Stated goal. Reproduce the listing below character for character; drop every image.

- - -

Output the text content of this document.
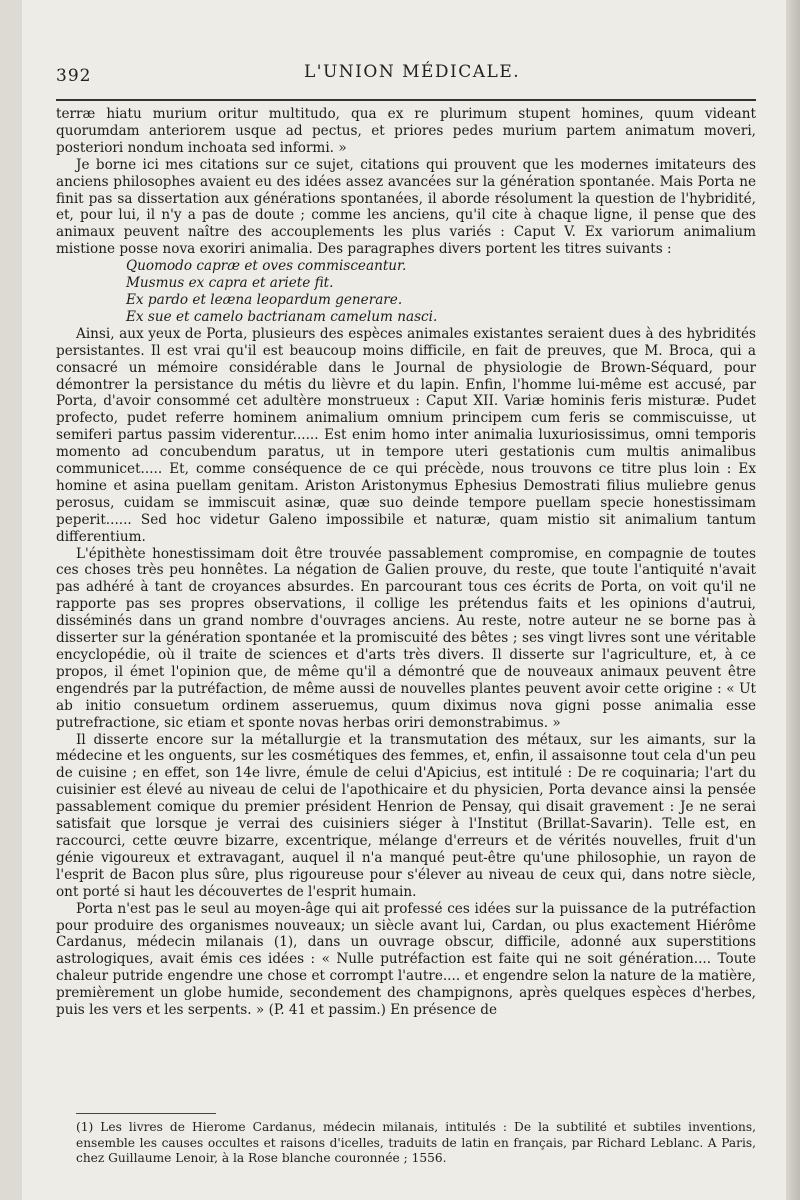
392	L'UNION MÉDICALE.

terræ hiatu murium oritur multitudo, qua ex re plurimum stupent homines, quum videant quorumdam anteriorem usque ad pectus, et priores pedes murium partem animatum moveri, posteriori nondum inchoata sed informi. »

Je borne ici mes citations sur ce sujet, citations qui prouvent que les modernes imitateurs des anciens philosophes avaient eu des idées assez avancées sur la génération spontanée. Mais Porta ne finit pas sa dissertation aux générations spontanées, il aborde résolument la question de l'hybridité, et, pour lui, il n'y a pas de doute ; comme les anciens, qu'il cite à chaque ligne, il pense que des animaux peuvent naître des accouplements les plus variés : Caput V. Ex variorum animalium mistione posse nova exoriri animalia. Des paragraphes divers portent les titres suivants :

Quomodo capræ et oves commisceantur.
Musmus ex capra et ariete fit.
Ex pardo et leæna leopardum generare.
Ex sue et camelo bactrianam camelum nasci.

Ainsi, aux yeux de Porta, plusieurs des espèces animales existantes seraient dues à des hybridités persistantes. Il est vrai qu'il est beaucoup moins difficile, en fait de preuves, que M. Broca, qui a consacré un mémoire considérable dans le Journal de physiologie de Brown-Séquard, pour démontrer la persistance du métis du lièvre et du lapin. Enfin, l'homme lui-même est accusé, par Porta, d'avoir consommé cet adultère monstrueux : Caput XII. Variæ hominis feris misturæ. Pudet profecto, pudet referre hominem animalium omnium principem cum feris se commiscuisse, ut semiferi partus passim viderentur...... Est enim homo inter animalia luxuriosissimus, omni temporis momento ad concubendum paratus, ut in tempore uteri gestationis cum multis animalibus communicet..... Et, comme conséquence de ce qui précède, nous trouvons ce titre plus loin : Ex homine et asina puellam genitam. Ariston Aristonymus Ephesius Demostrati filius muliebre genus perosus, cuidam se immiscuit asinæ, quæ suo deinde tempore puellam specie honestissimam peperit...... Sed hoc videtur Galeno impossibile et naturæ, quam mistio sit animalium tantum differentium.

L'épithète honestissimam doit être trouvée passablement compromise, en compagnie de toutes ces choses très peu honnêtes. La négation de Galien prouve, du reste, que toute l'antiquité n'avait pas adhéré à tant de croyances absurdes. En parcourant tous ces écrits de Porta, on voit qu'il ne rapporte pas ses propres observations, il collige les prétendus faits et les opinions d'autrui, disséminés dans un grand nombre d'ouvrages anciens. Au reste, notre auteur ne se borne pas à disserter sur la génération spontanée et la promiscuité des bêtes ; ses vingt livres sont une véritable encyclopédie, où il traite de sciences et d'arts très divers. Il disserte sur l'agriculture, et, à ce propos, il émet l'opinion que, de même qu'il a démontré que de nouveaux animaux peuvent être engendrés par la putréfaction, de même aussi de nouvelles plantes peuvent avoir cette origine : « Ut ab initio consuetum ordinem asseruemus, quum diximus nova gigni posse animalia esse putrefractione, sic etiam et sponte novas herbas oriri demonstrabimus. »

Il disserte encore sur la métallurgie et la transmutation des métaux, sur les aimants, sur la médecine et les onguents, sur les cosmétiques des femmes, et, enfin, il assaisonne tout cela d'un peu de cuisine ; en effet, son 14e livre, émule de celui d'Apicius, est intitulé : De re coquinaria; l'art du cuisinier est élevé au niveau de celui de l'apothicaire et du physicien, Porta devance ainsi la pensée passablement comique du premier président Henrion de Pensay, qui disait gravement : Je ne serai satisfait que lorsque je verrai des cuisiniers siéger à l'Institut (Brillat-Savarin). Telle est, en raccourci, cette œuvre bizarre, excentrique, mélange d'erreurs et de vérités nouvelles, fruit d'un génie vigoureux et extravagant, auquel il n'a manqué peut-être qu'une philosophie, un rayon de l'esprit de Bacon plus sûre, plus rigoureuse pour s'élever au niveau de ceux qui, dans notre siècle, ont porté si haut les découvertes de l'esprit humain.

Porta n'est pas le seul au moyen-âge qui ait professé ces idées sur la puissance de la putréfaction pour produire des organismes nouveaux; un siècle avant lui, Cardan, ou plus exactement Hiérôme Cardanus, médecin milanais (1), dans un ouvrage obscur, difficile, adonné aux superstitions astrologiques, avait émis ces idées : « Nulle putréfaction est faite qui ne soit génération.... Toute chaleur putride engendre une chose et corrompt l'autre.... et engendre selon la nature de la matière, premièrement un globe humide, secondement des champignons, après quelques espèces d'herbes, puis les vers et les serpents. » (P. 41 et passim.) En présence de

(1) Les livres de Hierome Cardanus, médecin milanais, intitulés : De la subtilité et subtiles inventions, ensemble les causes occultes et raisons d'icelles, traduits de latin en français, par Richard Leblanc. A Paris, chez Guillaume Lenoir, à la Rose blanche couronnée ; 1556.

- - -

Output of the task.
Output the text content of this document.
392	L'UNION MÉDICALE.

terræ hiatu murium oritur multitudo, qua ex re plurimum stupent homines, quum videant quorumdam anteriorem usque ad pectus, et priores pedes murium partem animatum moveri, posteriori nondum inchoata sed informi. »

Je borne ici mes citations sur ce sujet, citations qui prouvent que les modernes imitateurs des anciens philosophes avaient eu des idées assez avancées sur la génération spontanée. Mais Porta ne finit pas sa dissertation aux générations spontanées, il aborde résolument la question de l'hybridité, et, pour lui, il n'y a pas de doute ; comme les anciens, qu'il cite à chaque ligne, il pense que des animaux peuvent naître des accouplements les plus variés : Caput V. Ex variorum animalium mistione posse nova exoriri animalia. Des paragraphes divers portent les titres suivants :

Quomodo capræ et oves commisceantur.
Musmus ex capra et ariete fit.
Ex pardo et leæna leopardum generare.
Ex sue et camelo bactrianam camelum nasci.

Ainsi, aux yeux de Porta, plusieurs des espèces animales existantes seraient dues à des hybridités persistantes. Il est vrai qu'il est beaucoup moins difficile, en fait de preuves, que M. Broca, qui a consacré un mémoire considérable dans le Journal de physiologie de Brown-Séquard, pour démontrer la persistance du métis du lièvre et du lapin. Enfin, l'homme lui-même est accusé, par Porta, d'avoir consommé cet adultère monstrueux : Caput XII. Variæ hominis feris misturæ. Pudet profecto, pudet referre hominem animalium omnium principem cum feris se commiscuisse, ut semiferi partus passim viderentur...... Est enim homo inter animalia luxuriosissimus, omni temporis momento ad concubendum paratus, ut in tempore uteri gestationis cum multis animalibus communicet..... Et, comme conséquence de ce qui précède, nous trouvons ce titre plus loin : Ex homine et asina puellam genitam. Ariston Aristonymus Ephesius Demostrati filius muliebre genus perosus, cuidam se immiscuit asinæ, quæ suo deinde tempore puellam specie honestissimam peperit...... Sed hoc videtur Galeno impossibile et naturæ, quam mistio sit animalium tantum differentium.

L'épithète honestissimam doit être trouvée passablement compromise, en compagnie de toutes ces choses très peu honnêtes. La négation de Galien prouve, du reste, que toute l'antiquité n'avait pas adhéré à tant de croyances absurdes. En parcourant tous ces écrits de Porta, on voit qu'il ne rapporte pas ses propres observations, il collige les prétendus faits et les opinions d'autrui, disséminés dans un grand nombre d'ouvrages anciens. Au reste, notre auteur ne se borne pas à disserter sur la génération spontanée et la promiscuité des bêtes ; ses vingt livres sont une véritable encyclopédie, où il traite de sciences et d'arts très divers. Il disserte sur l'agriculture, et, à ce propos, il émet l'opinion que, de même qu'il a démontré que de nouveaux animaux peuvent être engendrés par la putréfaction, de même aussi de nouvelles plantes peuvent avoir cette origine : « Ut ab initio consuetum ordinem asseruemus, quum diximus nova gigni posse animalia esse putrefractione, sic etiam et sponte novas herbas oriri demonstrabimus. »

Il disserte encore sur la métallurgie et la transmutation des métaux, sur les aimants, sur la médecine et les onguents, sur les cosmétiques des femmes, et, enfin, il assaisonne tout cela d'un peu de cuisine ; en effet, son 14e livre, émule de celui d'Apicius, est intitulé : De re coquinaria; l'art du cuisinier est élevé au niveau de celui de l'apothicaire et du physicien, Porta devance ainsi la pensée passablement comique du premier président Henrion de Pensay, qui disait gravement : Je ne serai satisfait que lorsque je verrai des cuisiniers siéger à l'Institut (Brillat-Savarin). Telle est, en raccourci, cette œuvre bizarre, excentrique, mélange d'erreurs et de vérités nouvelles, fruit d'un génie vigoureux et extravagant, auquel il n'a manqué peut-être qu'une philosophie, un rayon de l'esprit de Bacon plus sûre, plus rigoureuse pour s'élever au niveau de ceux qui, dans notre siècle, ont porté si haut les découvertes de l'esprit humain.

Porta n'est pas le seul au moyen-âge qui ait professé ces idées sur la puissance de la putréfaction pour produire des organismes nouveaux; un siècle avant lui, Cardan, ou plus exactement Hiérôme Cardanus, médecin milanais (1), dans un ouvrage obscur, difficile, adonné aux superstitions astrologiques, avait émis ces idées : « Nulle putréfaction est faite qui ne soit génération.... Toute chaleur putride engendre une chose et corrompt l'autre.... et engendre selon la nature de la matière, premièrement un globe humide, secondement des champignons, après quelques espèces d'herbes, puis les vers et les serpents. » (P. 41 et passim.) En présence de

(1) Les livres de Hierome Cardanus, médecin milanais, intitulés : De la subtilité et subtiles inventions, ensemble les causes occultes et raisons d'icelles, traduits de latin en français, par Richard Leblanc. A Paris, chez Guillaume Lenoir, à la Rose blanche couronnée ; 1556.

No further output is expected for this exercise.